WORK TO DO:
Print the entries in full, word for word, but not the pictures.
-*-*-
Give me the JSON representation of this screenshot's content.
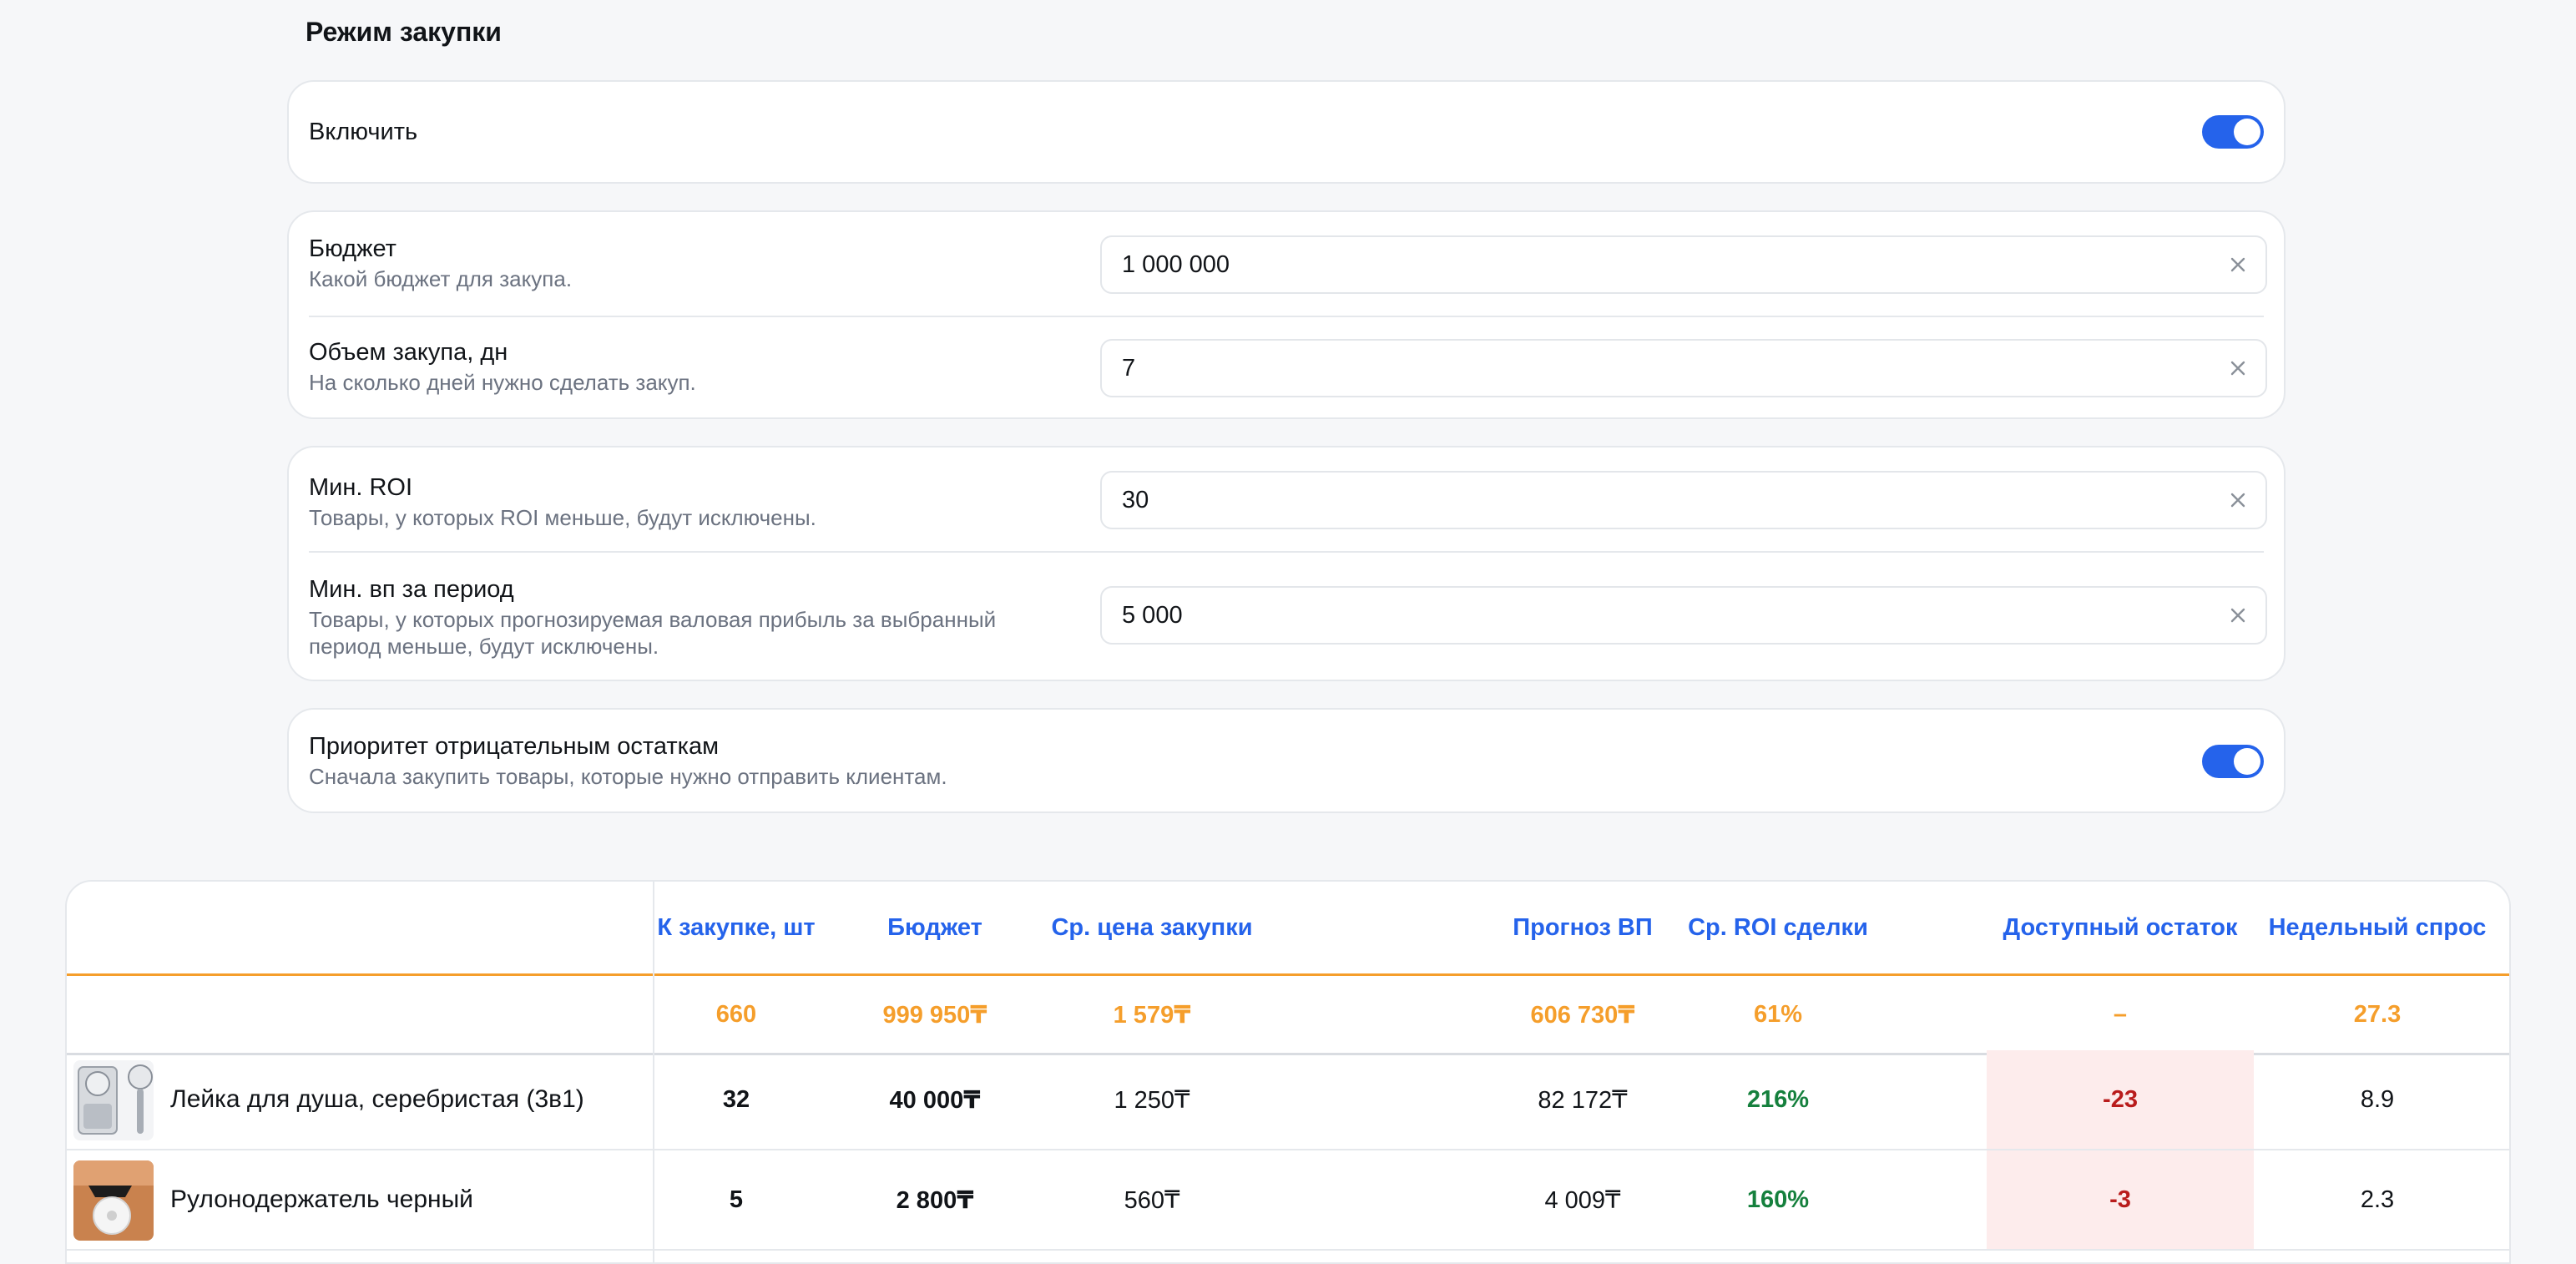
{
  "section_title": "Режим закупки",
  "enable": {
    "label": "Включить",
    "on": true
  },
  "budget": {
    "title": "Бюджет",
    "desc": "Какой бюджет для закупа.",
    "value": "1 000 000"
  },
  "volume": {
    "title": "Объем закупа, дн",
    "desc": "На сколько дней нужно сделать закуп.",
    "value": "7"
  },
  "min_roi": {
    "title": "Мин. ROI",
    "desc": "Товары, у которых ROI меньше, будут исключены.",
    "value": "30"
  },
  "min_gp": {
    "title": "Мин. вп за период",
    "desc_line1": "Товары, у которых прогнозируемая валовая прибыль за выбранный",
    "desc_line2": "период меньше, будут исключены.",
    "value": "5 000"
  },
  "priority": {
    "title": "Приоритет отрицательным остаткам",
    "desc": "Сначала закупить товары, которые нужно отправить клиентам.",
    "on": true
  },
  "table": {
    "headers": {
      "qty": "К закупке, шт",
      "budget": "Бюджет",
      "avg_price": "Ср. цена закупки",
      "forecast_gp": "Прогноз ВП",
      "avg_roi": "Ср. ROI сделки",
      "stock": "Доступный остаток",
      "weekly_demand": "Недельный спрос"
    },
    "summary": {
      "qty": "660",
      "budget": "999 950₸",
      "avg_price": "1 579₸",
      "forecast_gp": "606 730₸",
      "avg_roi": "61%",
      "stock": "–",
      "weekly_demand": "27.3"
    },
    "rows": [
      {
        "name": "Лейка для душа, серебристая (3в1)",
        "qty": "32",
        "budget": "40 000₸",
        "avg_price": "1 250₸",
        "forecast_gp": "82 172₸",
        "avg_roi": "216%",
        "stock": "-23",
        "weekly_demand": "8.9"
      },
      {
        "name": "Рулонодержатель черный",
        "qty": "5",
        "budget": "2 800₸",
        "avg_price": "560₸",
        "forecast_gp": "4 009₸",
        "avg_roi": "160%",
        "stock": "-3",
        "weekly_demand": "2.3"
      }
    ]
  },
  "colors": {
    "accent": "#2563eb",
    "summary": "#f59e2b",
    "positive": "#15803d",
    "negative": "#b91c1c",
    "negative_bg": "#fdecec"
  }
}
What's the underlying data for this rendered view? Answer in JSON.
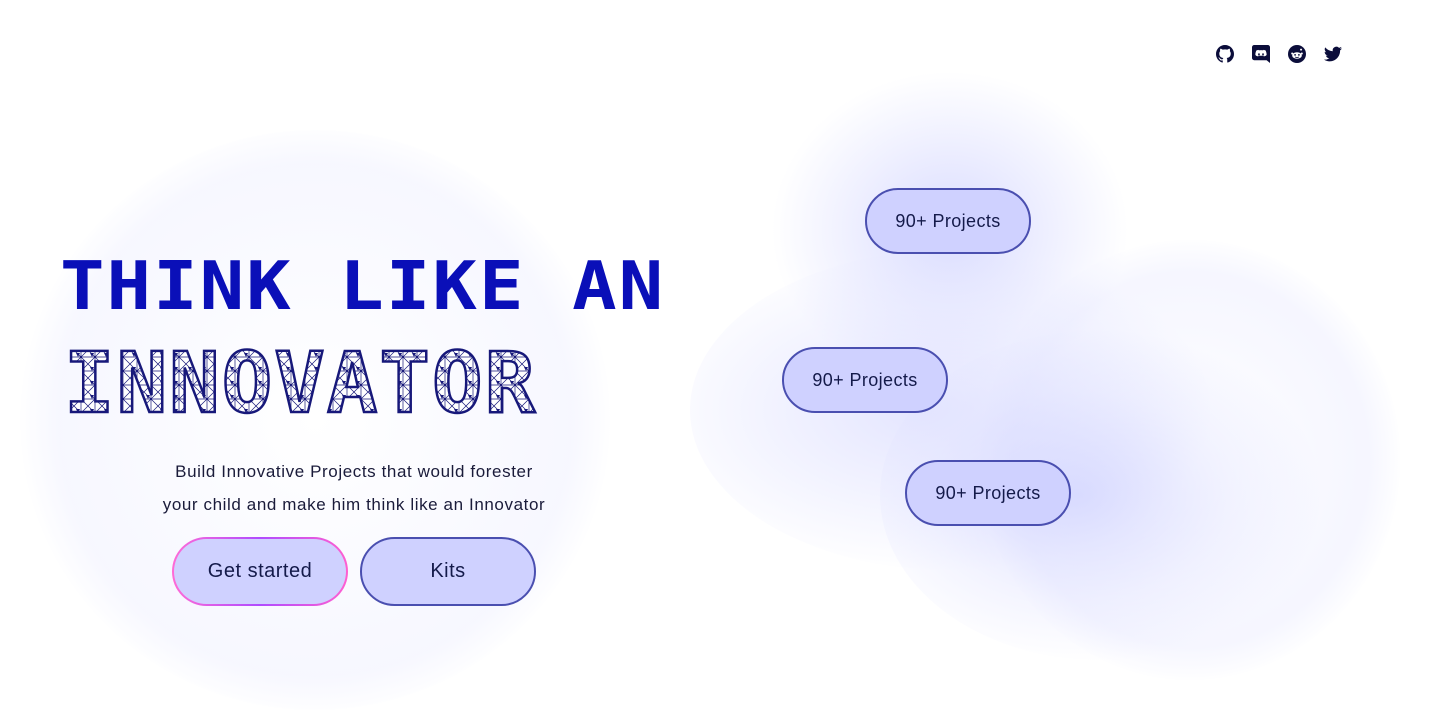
{
  "social": {
    "items": [
      {
        "name": "github-icon"
      },
      {
        "name": "discord-icon"
      },
      {
        "name": "reddit-icon"
      },
      {
        "name": "twitter-icon"
      }
    ],
    "icon_color": "#0b0d3a"
  },
  "hero": {
    "headline_line1": "THINK LIKE AN",
    "headline_line2": "INNOVATOR",
    "headline_color": "#0a0fb8",
    "headline_outline_color": "#17187a",
    "description_line1": "Build Innovative Projects that would forester",
    "description_line2": "your child and make him think like an Innovator",
    "primary_button": "Get started",
    "secondary_button": "Kits"
  },
  "projects": {
    "pills": [
      "90+ Projects",
      "90+ Projects",
      "90+ Projects"
    ],
    "pill_color": "#cfd1ff",
    "pill_border": "#4a4fb0"
  }
}
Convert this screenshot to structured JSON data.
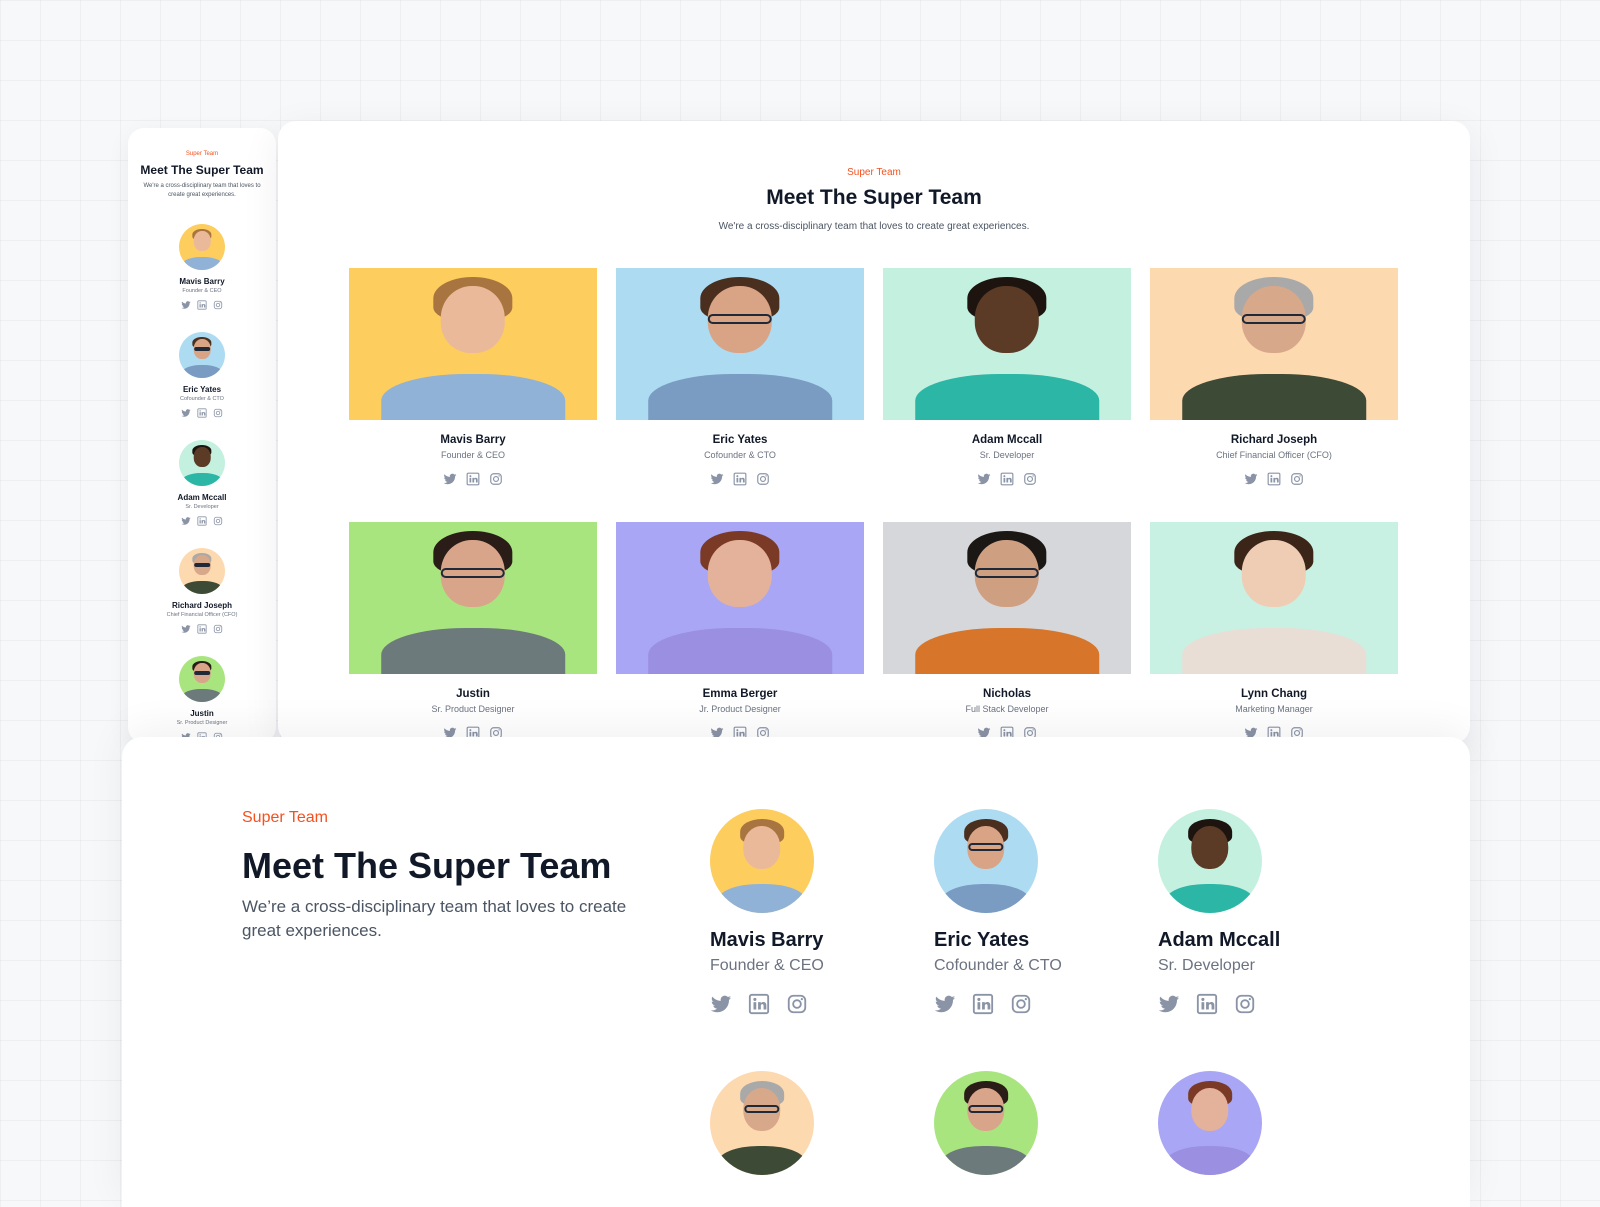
{
  "heading": {
    "eyebrow": "Super Team",
    "title": "Meet The Super Team",
    "subtitle": "We're a cross-disciplinary team that loves to create great experiences.",
    "subtitle_bottom": "We’re a cross-disciplinary team that loves to create great experiences."
  },
  "icons": [
    "twitter-icon",
    "linkedin-icon",
    "instagram-icon"
  ],
  "colors": {
    "accent": "#f4511e",
    "icon": "#8a94a6",
    "text": "#111827"
  },
  "members": [
    {
      "name": "Mavis Barry",
      "role": "Founder & CEO",
      "bg": "#fdcd5e",
      "skin": "#e9b99a",
      "hair": "#a8743f",
      "shirt": "#8fb2d6",
      "glasses": false
    },
    {
      "name": "Eric Yates",
      "role": "Cofounder & CTO",
      "bg": "#addcf2",
      "skin": "#d9a386",
      "hair": "#4a2e1e",
      "shirt": "#7a9bc2",
      "glasses": true
    },
    {
      "name": "Adam Mccall",
      "role": "Sr. Developer",
      "bg": "#c4f0e0",
      "skin": "#5b3a26",
      "hair": "#1d1410",
      "shirt": "#2bb6a6",
      "glasses": false
    },
    {
      "name": "Richard Joseph",
      "role": "Chief Financial Officer (CFO)",
      "bg": "#fdd9b0",
      "skin": "#d8a88a",
      "hair": "#a9a9a9",
      "shirt": "#3d4a36",
      "glasses": true
    },
    {
      "name": "Justin",
      "role": "Sr. Product Designer",
      "bg": "#a9e57f",
      "skin": "#d8a58a",
      "hair": "#2a1c16",
      "shirt": "#6c7a7c",
      "glasses": true
    },
    {
      "name": "Emma Berger",
      "role": "Jr. Product Designer",
      "bg": "#a9a6f5",
      "skin": "#e4b29a",
      "hair": "#7a3a26",
      "shirt": "#9a8fe0",
      "glasses": false
    },
    {
      "name": "Nicholas",
      "role": "Full Stack Developer",
      "bg": "#d6d7db",
      "skin": "#cf9f82",
      "hair": "#1b1715",
      "shirt": "#d7762a",
      "glasses": true
    },
    {
      "name": "Lynn Chang",
      "role": "Marketing Manager",
      "bg": "#c9f1e3",
      "skin": "#efcdb5",
      "hair": "#3b2519",
      "shirt": "#e8ded6",
      "glasses": false
    }
  ],
  "views": {
    "mobile_count": 5,
    "desktop_count": 8,
    "bottom_count": 6,
    "bottom_details_count": 3
  }
}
-*-*-
ANSWER IN FULL:
Give me the JSON representation of this screenshot's content.
{
  "section_title": "Режим закупки",
  "enable": {
    "label": "Включить",
    "on": true
  },
  "budget": {
    "title": "Бюджет",
    "desc": "Какой бюджет для закупа.",
    "value": "1 000 000"
  },
  "volume": {
    "title": "Объем закупа, дн",
    "desc": "На сколько дней нужно сделать закуп.",
    "value": "7"
  },
  "min_roi": {
    "title": "Мин. ROI",
    "desc": "Товары, у которых ROI меньше, будут исключены.",
    "value": "30"
  },
  "min_gp": {
    "title": "Мин. вп за период",
    "desc_line1": "Товары, у которых прогнозируемая валовая прибыль за выбранный",
    "desc_line2": "период меньше, будут исключены.",
    "value": "5 000"
  },
  "priority": {
    "title": "Приоритет отрицательным остаткам",
    "desc": "Сначала закупить товары, которые нужно отправить клиентам.",
    "on": true
  },
  "table": {
    "headers": {
      "qty": "К закупке, шт",
      "budget": "Бюджет",
      "avg_price": "Ср. цена закупки",
      "forecast_gp": "Прогноз ВП",
      "avg_roi": "Ср. ROI сделки",
      "stock": "Доступный остаток",
      "weekly_demand": "Недельный спрос"
    },
    "summary": {
      "qty": "660",
      "budget": "999 950₸",
      "avg_price": "1 579₸",
      "forecast_gp": "606 730₸",
      "avg_roi": "61%",
      "stock": "–",
      "weekly_demand": "27.3"
    },
    "rows": [
      {
        "name": "Лейка для душа, серебристая (3в1)",
        "qty": "32",
        "budget": "40 000₸",
        "avg_price": "1 250₸",
        "forecast_gp": "82 172₸",
        "avg_roi": "216%",
        "stock": "-23",
        "weekly_demand": "8.9"
      },
      {
        "name": "Рулонодержатель черный",
        "qty": "5",
        "budget": "2 800₸",
        "avg_price": "560₸",
        "forecast_gp": "4 009₸",
        "avg_roi": "160%",
        "stock": "-3",
        "weekly_demand": "2.3"
      }
    ]
  },
  "colors": {
    "accent": "#2563eb",
    "summary": "#f59e2b",
    "positive": "#15803d",
    "negative": "#b91c1c",
    "negative_bg": "#fdecec"
  }
}
What's the underlying data for this rendered view? Answer in JSON.
{
  "social": {
    "items": [
      {
        "name": "github-icon"
      },
      {
        "name": "discord-icon"
      },
      {
        "name": "reddit-icon"
      },
      {
        "name": "twitter-icon"
      }
    ],
    "icon_color": "#0b0d3a"
  },
  "hero": {
    "headline_line1": "THINK LIKE AN",
    "headline_line2": "INNOVATOR",
    "headline_color": "#0a0fb8",
    "headline_outline_color": "#17187a",
    "description_line1": "Build Innovative Projects that would forester",
    "description_line2": "your child and make him think like an Innovator",
    "primary_button": "Get started",
    "secondary_button": "Kits"
  },
  "projects": {
    "pills": [
      "90+ Projects",
      "90+ Projects",
      "90+ Projects"
    ],
    "pill_color": "#cfd1ff",
    "pill_border": "#4a4fb0"
  }
}
Convert this screenshot to structured JSON data.
{
  "heading": {
    "eyebrow": "Super Team",
    "title": "Meet The Super Team",
    "subtitle": "We're a cross-disciplinary team that loves to create great experiences.",
    "subtitle_bottom": "We’re a cross-disciplinary team that loves to create great experiences."
  },
  "icons": [
    "twitter-icon",
    "linkedin-icon",
    "instagram-icon"
  ],
  "colors": {
    "accent": "#f4511e",
    "icon": "#8a94a6",
    "text": "#111827"
  },
  "members": [
    {
      "name": "Mavis Barry",
      "role": "Founder & CEO",
      "bg": "#fdcd5e",
      "skin": "#e9b99a",
      "hair": "#a8743f",
      "shirt": "#8fb2d6",
      "glasses": false
    },
    {
      "name": "Eric Yates",
      "role": "Cofounder & CTO",
      "bg": "#addcf2",
      "skin": "#d9a386",
      "hair": "#4a2e1e",
      "shirt": "#7a9bc2",
      "glasses": true
    },
    {
      "name": "Adam Mccall",
      "role": "Sr. Developer",
      "bg": "#c4f0e0",
      "skin": "#5b3a26",
      "hair": "#1d1410",
      "shirt": "#2bb6a6",
      "glasses": false
    },
    {
      "name": "Richard Joseph",
      "role": "Chief Financial Officer (CFO)",
      "bg": "#fdd9b0",
      "skin": "#d8a88a",
      "hair": "#a9a9a9",
      "shirt": "#3d4a36",
      "glasses": true
    },
    {
      "name": "Justin",
      "role": "Sr. Product Designer",
      "bg": "#a9e57f",
      "skin": "#d8a58a",
      "hair": "#2a1c16",
      "shirt": "#6c7a7c",
      "glasses": true
    },
    {
      "name": "Emma Berger",
      "role": "Jr. Product Designer",
      "bg": "#a9a6f5",
      "skin": "#e4b29a",
      "hair": "#7a3a26",
      "shirt": "#9a8fe0",
      "glasses": false
    },
    {
      "name": "Nicholas",
      "role": "Full Stack Developer",
      "bg": "#d6d7db",
      "skin": "#cf9f82",
      "hair": "#1b1715",
      "shirt": "#d7762a",
      "glasses": true
    },
    {
      "name": "Lynn Chang",
      "role": "Marketing Manager",
      "bg": "#c9f1e3",
      "skin": "#efcdb5",
      "hair": "#3b2519",
      "shirt": "#e8ded6",
      "glasses": false
    }
  ],
  "views": {
    "mobile_count": 5,
    "desktop_count": 8,
    "bottom_count": 6,
    "bottom_details_count": 3
  }
}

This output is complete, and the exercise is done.